• Problem requirements: Your task is to output the data exactly as it stands.

• Provided records:
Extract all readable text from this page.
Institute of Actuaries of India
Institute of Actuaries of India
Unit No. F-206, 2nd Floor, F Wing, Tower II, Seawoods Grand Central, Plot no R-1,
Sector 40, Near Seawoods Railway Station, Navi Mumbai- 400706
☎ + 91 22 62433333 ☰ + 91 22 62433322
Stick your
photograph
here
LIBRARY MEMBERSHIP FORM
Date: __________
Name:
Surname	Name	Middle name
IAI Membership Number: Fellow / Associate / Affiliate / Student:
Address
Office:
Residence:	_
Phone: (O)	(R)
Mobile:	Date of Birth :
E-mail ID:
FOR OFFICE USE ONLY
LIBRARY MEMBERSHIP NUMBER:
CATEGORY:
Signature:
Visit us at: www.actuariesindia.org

• Reply to the exercise:
Extract all readable text from this page.
Institute of Actuaries of India
Institute of Actuaries of India
Unit No. F-206, 2nd Floor, F Wing, Tower II, Seawoods Grand Central, Plot no R-1,
Sector 40, Near Seawoods Railway Station, Navi Mumbai- 400706
☎ + 91 22 62433333 ☰ + 91 22 62433322
Stick your
photograph
here
LIBRARY MEMBERSHIP FORM
Date: __________
Name:
Surname	Name	Middle name
IAI Membership Number: Fellow / Associate / Affiliate / Student:
Address
Office:
Residence:	_
Phone: (O)	(R)
Mobile:	Date of Birth :
E-mail ID:
FOR OFFICE USE ONLY
LIBRARY MEMBERSHIP NUMBER:
CATEGORY:
Signature:
Visit us at: www.actuariesindia.org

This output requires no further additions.